[Items listed in a dataset]
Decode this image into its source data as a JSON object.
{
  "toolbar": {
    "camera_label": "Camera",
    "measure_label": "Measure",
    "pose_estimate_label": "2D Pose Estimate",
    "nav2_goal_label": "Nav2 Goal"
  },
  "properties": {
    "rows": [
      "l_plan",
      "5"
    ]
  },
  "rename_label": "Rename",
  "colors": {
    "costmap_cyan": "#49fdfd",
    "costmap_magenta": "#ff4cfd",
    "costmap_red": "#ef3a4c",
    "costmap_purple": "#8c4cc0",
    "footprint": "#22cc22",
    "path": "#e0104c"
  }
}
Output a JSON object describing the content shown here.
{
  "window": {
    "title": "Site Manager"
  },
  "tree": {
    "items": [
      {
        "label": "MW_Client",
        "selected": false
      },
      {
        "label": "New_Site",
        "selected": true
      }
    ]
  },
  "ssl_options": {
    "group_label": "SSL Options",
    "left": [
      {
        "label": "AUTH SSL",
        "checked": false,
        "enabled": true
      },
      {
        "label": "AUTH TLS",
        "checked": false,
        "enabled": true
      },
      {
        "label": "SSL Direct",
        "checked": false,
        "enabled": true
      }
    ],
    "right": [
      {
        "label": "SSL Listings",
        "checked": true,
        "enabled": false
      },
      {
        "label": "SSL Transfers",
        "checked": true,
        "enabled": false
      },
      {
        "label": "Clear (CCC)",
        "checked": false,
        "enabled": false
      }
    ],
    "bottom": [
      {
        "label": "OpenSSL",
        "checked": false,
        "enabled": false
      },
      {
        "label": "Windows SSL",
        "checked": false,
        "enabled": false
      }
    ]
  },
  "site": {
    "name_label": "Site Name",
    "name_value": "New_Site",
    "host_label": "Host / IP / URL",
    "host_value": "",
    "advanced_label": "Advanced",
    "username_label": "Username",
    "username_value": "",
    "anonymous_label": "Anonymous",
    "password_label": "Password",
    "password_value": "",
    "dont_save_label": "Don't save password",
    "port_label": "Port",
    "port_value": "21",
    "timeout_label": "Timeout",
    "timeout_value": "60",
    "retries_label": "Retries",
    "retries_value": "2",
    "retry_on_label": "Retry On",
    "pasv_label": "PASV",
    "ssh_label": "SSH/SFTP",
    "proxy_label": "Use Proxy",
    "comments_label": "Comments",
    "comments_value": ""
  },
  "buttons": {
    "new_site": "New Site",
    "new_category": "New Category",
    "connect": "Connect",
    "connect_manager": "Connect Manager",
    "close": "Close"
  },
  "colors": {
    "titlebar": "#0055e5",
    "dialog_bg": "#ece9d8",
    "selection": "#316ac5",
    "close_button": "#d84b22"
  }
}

◆ Instructions for the task
Write out all of the records once more, exactly.

◆ Output for this exercise
Decode this image into its source data as a JSON object.
{
  "toolbar": {
    "camera_label": "Camera",
    "measure_label": "Measure",
    "pose_estimate_label": "2D Pose Estimate",
    "nav2_goal_label": "Nav2 Goal"
  },
  "properties": {
    "rows": [
      "l_plan",
      "5"
    ]
  },
  "rename_label": "Rename",
  "colors": {
    "costmap_cyan": "#49fdfd",
    "costmap_magenta": "#ff4cfd",
    "costmap_red": "#ef3a4c",
    "costmap_purple": "#8c4cc0",
    "footprint": "#22cc22",
    "path": "#e0104c"
  }
}
Output a JSON object describing the content shown here.
{
  "window": {
    "title": "Site Manager"
  },
  "tree": {
    "items": [
      {
        "label": "MW_Client",
        "selected": false
      },
      {
        "label": "New_Site",
        "selected": true
      }
    ]
  },
  "ssl_options": {
    "group_label": "SSL Options",
    "left": [
      {
        "label": "AUTH SSL",
        "checked": false,
        "enabled": true
      },
      {
        "label": "AUTH TLS",
        "checked": false,
        "enabled": true
      },
      {
        "label": "SSL Direct",
        "checked": false,
        "enabled": true
      }
    ],
    "right": [
      {
        "label": "SSL Listings",
        "checked": true,
        "enabled": false
      },
      {
        "label": "SSL Transfers",
        "checked": true,
        "enabled": false
      },
      {
        "label": "Clear (CCC)",
        "checked": false,
        "enabled": false
      }
    ],
    "bottom": [
      {
        "label": "OpenSSL",
        "checked": false,
        "enabled": false
      },
      {
        "label": "Windows SSL",
        "checked": false,
        "enabled": false
      }
    ]
  },
  "site": {
    "name_label": "Site Name",
    "name_value": "New_Site",
    "host_label": "Host / IP / URL",
    "host_value": "",
    "advanced_label": "Advanced",
    "username_label": "Username",
    "username_value": "",
    "anonymous_label": "Anonymous",
    "password_label": "Password",
    "password_value": "",
    "dont_save_label": "Don't save password",
    "port_label": "Port",
    "port_value": "21",
    "timeout_label": "Timeout",
    "timeout_value": "60",
    "retries_label": "Retries",
    "retries_value": "2",
    "retry_on_label": "Retry On",
    "pasv_label": "PASV",
    "ssh_label": "SSH/SFTP",
    "proxy_label": "Use Proxy",
    "comments_label": "Comments",
    "comments_value": ""
  },
  "buttons": {
    "new_site": "New Site",
    "new_category": "New Category",
    "connect": "Connect",
    "connect_manager": "Connect Manager",
    "close": "Close"
  },
  "colors": {
    "titlebar": "#0055e5",
    "dialog_bg": "#ece9d8",
    "selection": "#316ac5",
    "close_button": "#d84b22"
  }
}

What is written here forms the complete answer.